# WHAT NEEDS TO BE DONE
From the entries provided below, copy each line that contains the word "ENTELLA".

# STORED DATA
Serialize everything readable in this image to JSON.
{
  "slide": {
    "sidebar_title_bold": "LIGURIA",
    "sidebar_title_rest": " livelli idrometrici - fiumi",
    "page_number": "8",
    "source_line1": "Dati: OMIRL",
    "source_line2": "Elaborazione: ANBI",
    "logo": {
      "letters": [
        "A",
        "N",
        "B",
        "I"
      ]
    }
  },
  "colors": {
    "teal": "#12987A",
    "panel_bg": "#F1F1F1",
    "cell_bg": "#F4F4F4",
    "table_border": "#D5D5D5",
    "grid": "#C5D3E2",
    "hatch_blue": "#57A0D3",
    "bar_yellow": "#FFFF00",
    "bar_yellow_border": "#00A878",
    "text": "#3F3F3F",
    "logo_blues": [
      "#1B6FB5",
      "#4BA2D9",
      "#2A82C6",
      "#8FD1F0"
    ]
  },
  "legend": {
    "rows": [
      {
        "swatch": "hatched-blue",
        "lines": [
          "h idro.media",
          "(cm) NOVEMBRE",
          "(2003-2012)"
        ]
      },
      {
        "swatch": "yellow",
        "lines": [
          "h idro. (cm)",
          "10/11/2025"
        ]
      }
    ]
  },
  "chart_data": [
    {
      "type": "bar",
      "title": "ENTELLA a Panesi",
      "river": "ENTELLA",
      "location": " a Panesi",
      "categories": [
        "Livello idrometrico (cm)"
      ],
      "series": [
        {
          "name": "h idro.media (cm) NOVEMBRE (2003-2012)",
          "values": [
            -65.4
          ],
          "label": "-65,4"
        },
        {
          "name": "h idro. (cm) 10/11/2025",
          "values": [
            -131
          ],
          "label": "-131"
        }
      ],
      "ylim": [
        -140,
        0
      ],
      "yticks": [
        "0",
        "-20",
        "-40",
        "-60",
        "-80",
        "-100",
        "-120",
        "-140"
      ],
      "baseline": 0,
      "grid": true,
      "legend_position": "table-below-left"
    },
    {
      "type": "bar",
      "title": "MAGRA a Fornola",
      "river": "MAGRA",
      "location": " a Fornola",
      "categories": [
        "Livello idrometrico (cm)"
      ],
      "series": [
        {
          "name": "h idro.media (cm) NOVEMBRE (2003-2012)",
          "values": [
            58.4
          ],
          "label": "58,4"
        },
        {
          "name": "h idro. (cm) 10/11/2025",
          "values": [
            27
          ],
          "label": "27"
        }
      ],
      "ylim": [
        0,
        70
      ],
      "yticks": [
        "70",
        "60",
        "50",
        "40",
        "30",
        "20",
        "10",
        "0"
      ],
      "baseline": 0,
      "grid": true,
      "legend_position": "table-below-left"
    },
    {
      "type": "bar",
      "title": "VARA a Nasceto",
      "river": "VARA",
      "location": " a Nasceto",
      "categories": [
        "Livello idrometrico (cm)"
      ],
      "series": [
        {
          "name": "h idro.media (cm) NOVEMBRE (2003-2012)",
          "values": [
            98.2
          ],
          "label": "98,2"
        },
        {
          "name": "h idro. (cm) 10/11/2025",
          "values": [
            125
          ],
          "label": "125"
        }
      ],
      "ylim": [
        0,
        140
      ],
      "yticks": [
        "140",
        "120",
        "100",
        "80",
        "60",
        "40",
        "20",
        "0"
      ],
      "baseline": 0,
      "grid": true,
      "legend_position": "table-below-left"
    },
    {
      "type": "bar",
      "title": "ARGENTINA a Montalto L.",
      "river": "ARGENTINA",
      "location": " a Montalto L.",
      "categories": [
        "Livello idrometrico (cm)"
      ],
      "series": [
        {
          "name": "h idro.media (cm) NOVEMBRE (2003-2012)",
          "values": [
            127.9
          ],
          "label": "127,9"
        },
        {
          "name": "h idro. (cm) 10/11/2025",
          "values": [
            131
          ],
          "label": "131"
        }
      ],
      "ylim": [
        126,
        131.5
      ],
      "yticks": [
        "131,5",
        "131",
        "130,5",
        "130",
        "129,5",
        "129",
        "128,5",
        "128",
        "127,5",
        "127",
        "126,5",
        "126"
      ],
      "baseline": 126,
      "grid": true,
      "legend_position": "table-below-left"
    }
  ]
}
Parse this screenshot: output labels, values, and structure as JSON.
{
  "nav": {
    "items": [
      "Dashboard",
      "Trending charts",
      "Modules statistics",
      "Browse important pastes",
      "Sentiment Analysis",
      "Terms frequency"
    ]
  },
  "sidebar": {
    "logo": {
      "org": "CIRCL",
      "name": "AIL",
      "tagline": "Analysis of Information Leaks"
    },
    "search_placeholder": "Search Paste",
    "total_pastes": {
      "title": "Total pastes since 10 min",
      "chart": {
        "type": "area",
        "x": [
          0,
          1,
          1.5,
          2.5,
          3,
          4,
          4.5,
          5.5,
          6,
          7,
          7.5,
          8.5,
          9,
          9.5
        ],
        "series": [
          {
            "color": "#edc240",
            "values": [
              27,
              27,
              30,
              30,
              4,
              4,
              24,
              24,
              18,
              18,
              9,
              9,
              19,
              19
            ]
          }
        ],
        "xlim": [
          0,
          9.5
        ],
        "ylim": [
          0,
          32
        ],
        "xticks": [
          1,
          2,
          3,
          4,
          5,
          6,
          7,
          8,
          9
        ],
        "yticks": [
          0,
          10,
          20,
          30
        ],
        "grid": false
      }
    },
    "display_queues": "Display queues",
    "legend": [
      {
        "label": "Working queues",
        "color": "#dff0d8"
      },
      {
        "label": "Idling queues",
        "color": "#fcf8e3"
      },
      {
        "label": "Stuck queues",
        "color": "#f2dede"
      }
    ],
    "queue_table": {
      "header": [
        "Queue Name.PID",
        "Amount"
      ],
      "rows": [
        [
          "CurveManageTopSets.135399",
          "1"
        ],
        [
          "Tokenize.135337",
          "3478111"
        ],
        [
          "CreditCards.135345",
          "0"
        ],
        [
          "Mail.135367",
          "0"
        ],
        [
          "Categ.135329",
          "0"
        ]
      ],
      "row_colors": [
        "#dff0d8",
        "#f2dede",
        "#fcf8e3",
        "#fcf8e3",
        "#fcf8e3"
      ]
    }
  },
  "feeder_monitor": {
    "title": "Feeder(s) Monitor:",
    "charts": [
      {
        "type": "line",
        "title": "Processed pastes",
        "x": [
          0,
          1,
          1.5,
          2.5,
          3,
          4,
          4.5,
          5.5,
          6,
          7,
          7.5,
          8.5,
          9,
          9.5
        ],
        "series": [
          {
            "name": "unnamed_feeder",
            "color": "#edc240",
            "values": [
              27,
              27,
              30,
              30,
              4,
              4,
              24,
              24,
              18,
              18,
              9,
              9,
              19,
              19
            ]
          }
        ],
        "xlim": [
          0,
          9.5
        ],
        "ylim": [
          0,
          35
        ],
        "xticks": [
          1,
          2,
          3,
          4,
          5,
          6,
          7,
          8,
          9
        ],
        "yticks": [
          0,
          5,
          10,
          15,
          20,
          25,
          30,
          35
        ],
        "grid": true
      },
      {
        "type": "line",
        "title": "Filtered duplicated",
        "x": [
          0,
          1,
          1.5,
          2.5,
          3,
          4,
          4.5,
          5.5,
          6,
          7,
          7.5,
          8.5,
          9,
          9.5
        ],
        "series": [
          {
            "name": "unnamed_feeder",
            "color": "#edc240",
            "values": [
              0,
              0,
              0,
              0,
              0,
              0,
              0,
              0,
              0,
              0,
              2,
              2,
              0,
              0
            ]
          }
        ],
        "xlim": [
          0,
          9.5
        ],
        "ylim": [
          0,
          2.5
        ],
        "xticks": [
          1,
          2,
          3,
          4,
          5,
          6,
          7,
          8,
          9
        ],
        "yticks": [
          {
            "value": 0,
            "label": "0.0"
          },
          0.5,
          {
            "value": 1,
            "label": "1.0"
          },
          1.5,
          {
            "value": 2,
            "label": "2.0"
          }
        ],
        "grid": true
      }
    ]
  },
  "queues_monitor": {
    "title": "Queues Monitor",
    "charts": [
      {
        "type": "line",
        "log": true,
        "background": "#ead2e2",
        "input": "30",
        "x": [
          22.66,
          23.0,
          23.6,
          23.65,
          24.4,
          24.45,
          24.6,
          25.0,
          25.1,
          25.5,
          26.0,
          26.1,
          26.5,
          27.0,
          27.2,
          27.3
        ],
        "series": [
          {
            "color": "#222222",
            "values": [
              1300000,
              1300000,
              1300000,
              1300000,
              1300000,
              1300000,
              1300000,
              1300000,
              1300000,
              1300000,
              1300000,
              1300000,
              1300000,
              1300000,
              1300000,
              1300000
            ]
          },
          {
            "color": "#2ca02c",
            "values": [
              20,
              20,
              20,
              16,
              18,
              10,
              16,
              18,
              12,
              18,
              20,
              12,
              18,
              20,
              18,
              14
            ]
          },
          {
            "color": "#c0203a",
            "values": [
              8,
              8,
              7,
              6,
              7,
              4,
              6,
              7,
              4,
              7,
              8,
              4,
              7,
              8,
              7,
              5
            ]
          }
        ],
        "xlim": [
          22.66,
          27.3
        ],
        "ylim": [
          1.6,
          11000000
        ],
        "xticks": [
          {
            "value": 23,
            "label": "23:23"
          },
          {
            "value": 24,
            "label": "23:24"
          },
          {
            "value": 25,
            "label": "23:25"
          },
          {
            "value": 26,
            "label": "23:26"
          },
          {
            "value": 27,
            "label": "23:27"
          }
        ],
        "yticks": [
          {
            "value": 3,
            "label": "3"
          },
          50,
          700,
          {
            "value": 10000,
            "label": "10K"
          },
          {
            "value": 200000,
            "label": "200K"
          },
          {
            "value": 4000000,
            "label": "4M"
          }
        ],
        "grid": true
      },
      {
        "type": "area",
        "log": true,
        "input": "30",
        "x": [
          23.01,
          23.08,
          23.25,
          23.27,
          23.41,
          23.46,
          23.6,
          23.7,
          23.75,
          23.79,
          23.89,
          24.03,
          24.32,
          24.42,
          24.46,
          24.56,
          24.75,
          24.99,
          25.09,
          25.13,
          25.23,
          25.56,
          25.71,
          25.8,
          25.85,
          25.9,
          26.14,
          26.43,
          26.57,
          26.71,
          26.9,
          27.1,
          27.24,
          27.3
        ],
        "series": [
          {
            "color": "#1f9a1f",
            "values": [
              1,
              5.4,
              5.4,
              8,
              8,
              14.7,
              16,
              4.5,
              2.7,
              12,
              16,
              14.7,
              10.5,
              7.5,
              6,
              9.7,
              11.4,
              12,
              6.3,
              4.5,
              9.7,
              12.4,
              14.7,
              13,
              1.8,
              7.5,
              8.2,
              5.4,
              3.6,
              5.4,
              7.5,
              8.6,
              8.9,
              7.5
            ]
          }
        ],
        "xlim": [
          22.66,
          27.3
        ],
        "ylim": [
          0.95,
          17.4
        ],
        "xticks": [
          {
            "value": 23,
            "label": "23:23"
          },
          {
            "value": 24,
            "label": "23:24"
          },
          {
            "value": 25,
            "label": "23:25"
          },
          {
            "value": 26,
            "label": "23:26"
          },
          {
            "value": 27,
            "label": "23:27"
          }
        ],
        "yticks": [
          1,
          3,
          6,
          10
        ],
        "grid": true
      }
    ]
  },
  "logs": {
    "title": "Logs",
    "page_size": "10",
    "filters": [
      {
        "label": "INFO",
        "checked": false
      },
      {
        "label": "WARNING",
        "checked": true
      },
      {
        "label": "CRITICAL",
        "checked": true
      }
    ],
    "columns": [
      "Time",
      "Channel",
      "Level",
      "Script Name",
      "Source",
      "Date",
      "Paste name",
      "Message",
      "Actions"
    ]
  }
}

# THE COMPLETED TASK
      "title": "ENTELLA a Panesi",
      "river": "ENTELLA",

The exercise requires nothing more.